--- Start of SOURCE MATERIAL ---
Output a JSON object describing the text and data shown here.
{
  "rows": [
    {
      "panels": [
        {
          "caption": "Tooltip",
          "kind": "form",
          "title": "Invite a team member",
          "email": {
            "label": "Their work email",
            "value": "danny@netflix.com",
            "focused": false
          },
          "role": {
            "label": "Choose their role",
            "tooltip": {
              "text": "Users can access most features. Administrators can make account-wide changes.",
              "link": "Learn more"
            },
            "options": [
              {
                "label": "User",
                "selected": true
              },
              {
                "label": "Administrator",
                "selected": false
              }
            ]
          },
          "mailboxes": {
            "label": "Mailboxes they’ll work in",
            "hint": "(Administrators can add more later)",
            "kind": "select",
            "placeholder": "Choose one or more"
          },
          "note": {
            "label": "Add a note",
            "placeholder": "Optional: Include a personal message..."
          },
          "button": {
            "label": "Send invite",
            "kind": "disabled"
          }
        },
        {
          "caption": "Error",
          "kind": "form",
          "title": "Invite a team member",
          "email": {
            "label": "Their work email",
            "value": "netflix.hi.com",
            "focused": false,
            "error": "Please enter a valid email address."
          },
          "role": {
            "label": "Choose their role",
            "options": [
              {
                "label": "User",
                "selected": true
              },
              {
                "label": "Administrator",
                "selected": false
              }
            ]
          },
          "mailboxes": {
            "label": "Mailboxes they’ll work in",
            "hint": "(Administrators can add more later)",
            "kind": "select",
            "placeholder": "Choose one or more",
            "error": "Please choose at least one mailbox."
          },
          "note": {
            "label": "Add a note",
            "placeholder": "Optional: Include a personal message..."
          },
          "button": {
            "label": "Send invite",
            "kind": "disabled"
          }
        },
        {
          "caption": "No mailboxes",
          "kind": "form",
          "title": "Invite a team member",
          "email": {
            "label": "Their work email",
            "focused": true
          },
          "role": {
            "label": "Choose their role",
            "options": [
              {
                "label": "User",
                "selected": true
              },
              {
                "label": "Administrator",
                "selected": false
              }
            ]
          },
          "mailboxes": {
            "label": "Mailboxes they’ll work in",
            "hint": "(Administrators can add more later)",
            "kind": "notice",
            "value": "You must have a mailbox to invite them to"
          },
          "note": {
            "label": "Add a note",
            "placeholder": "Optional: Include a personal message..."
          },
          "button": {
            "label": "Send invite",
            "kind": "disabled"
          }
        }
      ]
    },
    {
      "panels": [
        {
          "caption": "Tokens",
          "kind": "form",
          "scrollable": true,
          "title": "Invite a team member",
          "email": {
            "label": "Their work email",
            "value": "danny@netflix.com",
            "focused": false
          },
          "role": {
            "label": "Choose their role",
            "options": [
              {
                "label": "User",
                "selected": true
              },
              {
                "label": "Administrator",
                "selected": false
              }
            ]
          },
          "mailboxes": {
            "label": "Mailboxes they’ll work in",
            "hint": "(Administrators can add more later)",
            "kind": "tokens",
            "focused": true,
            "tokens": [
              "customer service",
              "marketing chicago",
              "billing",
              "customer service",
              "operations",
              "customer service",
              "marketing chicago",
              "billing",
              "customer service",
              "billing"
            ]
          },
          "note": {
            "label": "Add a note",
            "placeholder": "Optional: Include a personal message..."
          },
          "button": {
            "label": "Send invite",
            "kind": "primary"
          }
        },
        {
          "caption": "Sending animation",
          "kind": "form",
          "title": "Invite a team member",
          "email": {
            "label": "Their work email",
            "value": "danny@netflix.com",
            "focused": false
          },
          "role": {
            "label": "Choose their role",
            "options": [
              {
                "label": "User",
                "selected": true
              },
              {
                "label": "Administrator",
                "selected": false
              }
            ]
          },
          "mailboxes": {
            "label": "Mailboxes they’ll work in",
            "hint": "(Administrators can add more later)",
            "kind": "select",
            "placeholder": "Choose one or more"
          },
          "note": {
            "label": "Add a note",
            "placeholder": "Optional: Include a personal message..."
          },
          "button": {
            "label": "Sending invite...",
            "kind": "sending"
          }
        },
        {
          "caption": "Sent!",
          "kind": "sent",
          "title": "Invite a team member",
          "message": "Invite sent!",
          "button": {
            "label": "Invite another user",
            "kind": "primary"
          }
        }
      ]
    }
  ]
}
--- End of SOURCE MATERIAL ---
Scan the records above for the string "caption", then report every line that contains it.

          "caption": "Tooltip",
          "caption": "Error",
          "caption": "No mailboxes",
          "caption": "Tokens",
          "caption": "Sending animation",
          "caption": "Sent!",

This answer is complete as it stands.